Tally the lines of the data that include the word "Раздел" and state the total, nothing else.

Start of Entries shown

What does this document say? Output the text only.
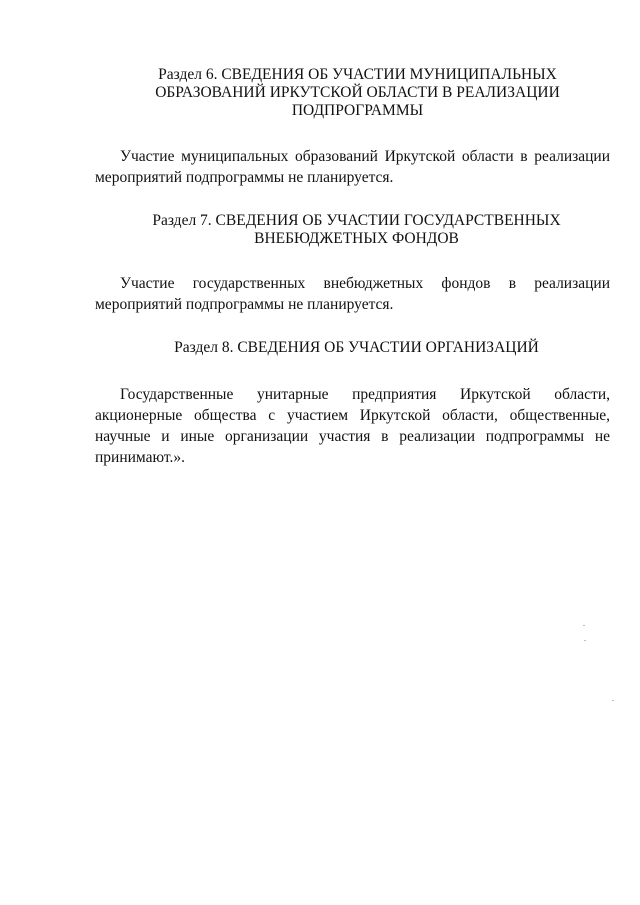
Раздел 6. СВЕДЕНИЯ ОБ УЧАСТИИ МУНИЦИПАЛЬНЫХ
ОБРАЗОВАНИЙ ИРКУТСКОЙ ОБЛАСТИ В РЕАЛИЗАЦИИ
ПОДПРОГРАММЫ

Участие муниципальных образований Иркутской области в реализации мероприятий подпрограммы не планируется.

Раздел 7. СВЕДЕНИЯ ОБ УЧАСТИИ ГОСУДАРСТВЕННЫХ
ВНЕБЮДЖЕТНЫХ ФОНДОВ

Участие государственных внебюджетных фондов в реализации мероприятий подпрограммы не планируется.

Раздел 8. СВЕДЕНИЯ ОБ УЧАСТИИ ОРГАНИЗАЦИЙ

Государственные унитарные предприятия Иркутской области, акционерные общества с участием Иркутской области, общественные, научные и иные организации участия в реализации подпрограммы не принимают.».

End of Entries shown
Start of Entries shown

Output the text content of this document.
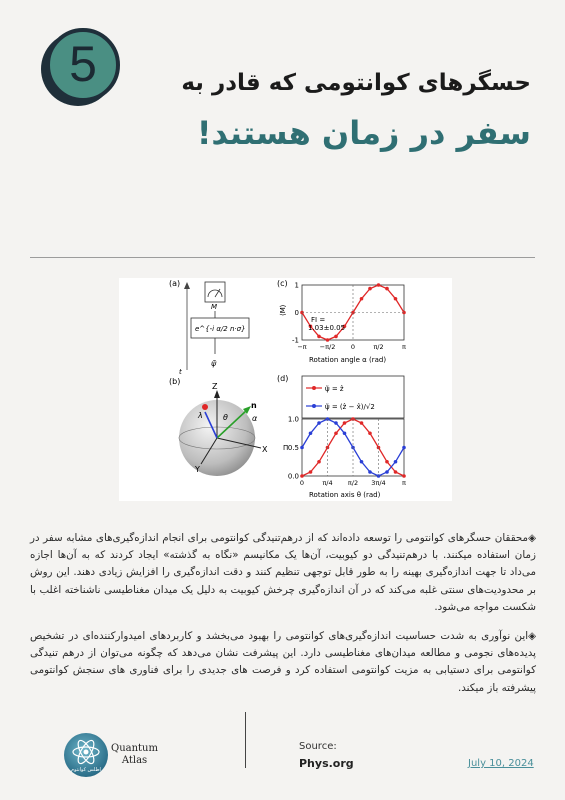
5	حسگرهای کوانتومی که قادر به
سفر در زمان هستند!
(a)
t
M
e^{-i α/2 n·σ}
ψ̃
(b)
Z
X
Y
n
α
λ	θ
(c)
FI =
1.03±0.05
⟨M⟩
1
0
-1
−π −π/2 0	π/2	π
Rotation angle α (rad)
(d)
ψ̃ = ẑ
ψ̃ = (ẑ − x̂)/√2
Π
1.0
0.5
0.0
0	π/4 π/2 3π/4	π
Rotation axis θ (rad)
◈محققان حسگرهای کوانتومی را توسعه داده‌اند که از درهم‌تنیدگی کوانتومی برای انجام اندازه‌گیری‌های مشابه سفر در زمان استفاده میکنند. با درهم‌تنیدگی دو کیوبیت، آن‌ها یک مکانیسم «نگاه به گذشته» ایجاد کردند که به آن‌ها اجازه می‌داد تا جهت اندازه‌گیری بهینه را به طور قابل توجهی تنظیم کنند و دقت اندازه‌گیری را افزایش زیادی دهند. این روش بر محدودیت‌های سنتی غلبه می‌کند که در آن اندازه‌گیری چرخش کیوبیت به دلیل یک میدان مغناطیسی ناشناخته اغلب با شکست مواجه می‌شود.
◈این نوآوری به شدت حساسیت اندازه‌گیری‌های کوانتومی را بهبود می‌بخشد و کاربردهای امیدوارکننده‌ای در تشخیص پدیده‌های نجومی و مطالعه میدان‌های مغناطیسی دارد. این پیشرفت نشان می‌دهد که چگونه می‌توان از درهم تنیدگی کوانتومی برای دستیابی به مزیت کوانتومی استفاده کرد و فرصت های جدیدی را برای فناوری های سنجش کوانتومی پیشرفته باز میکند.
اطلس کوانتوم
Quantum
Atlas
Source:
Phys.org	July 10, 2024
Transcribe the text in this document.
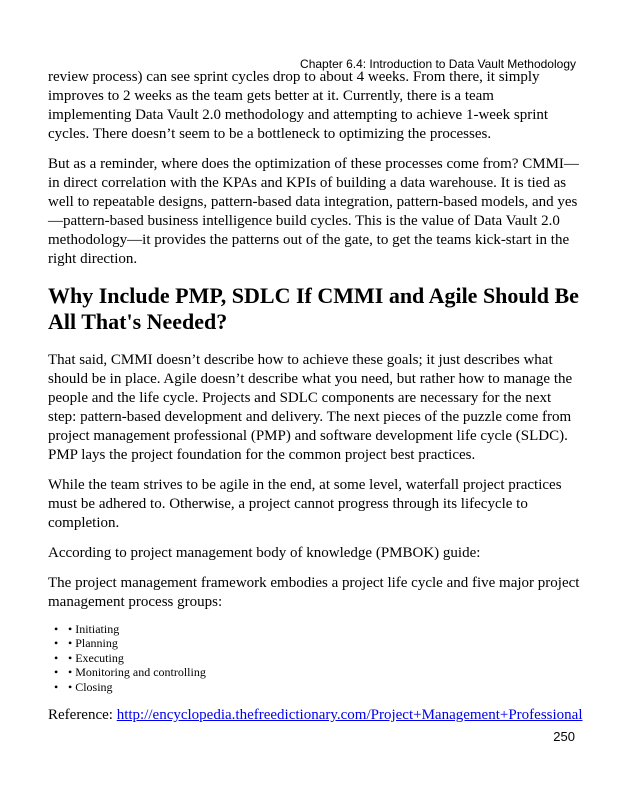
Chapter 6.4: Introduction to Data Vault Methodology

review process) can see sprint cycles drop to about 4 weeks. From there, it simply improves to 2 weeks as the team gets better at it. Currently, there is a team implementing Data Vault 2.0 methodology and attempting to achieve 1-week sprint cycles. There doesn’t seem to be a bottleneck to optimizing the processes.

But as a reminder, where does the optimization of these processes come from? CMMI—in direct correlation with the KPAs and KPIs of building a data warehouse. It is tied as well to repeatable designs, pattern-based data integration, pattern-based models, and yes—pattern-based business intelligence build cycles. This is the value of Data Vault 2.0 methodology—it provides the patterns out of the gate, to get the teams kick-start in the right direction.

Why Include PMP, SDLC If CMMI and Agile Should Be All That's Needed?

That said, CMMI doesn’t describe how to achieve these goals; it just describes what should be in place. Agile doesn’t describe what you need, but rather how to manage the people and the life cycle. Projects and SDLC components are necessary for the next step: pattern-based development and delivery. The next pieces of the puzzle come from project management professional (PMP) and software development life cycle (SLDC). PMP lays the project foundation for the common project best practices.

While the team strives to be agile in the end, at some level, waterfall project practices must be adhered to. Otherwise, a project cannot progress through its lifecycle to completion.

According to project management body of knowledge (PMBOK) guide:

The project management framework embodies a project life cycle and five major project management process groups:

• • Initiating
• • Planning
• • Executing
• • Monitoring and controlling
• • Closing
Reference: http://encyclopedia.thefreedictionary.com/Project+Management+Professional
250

End of Entries shown

* **Written reply**:
3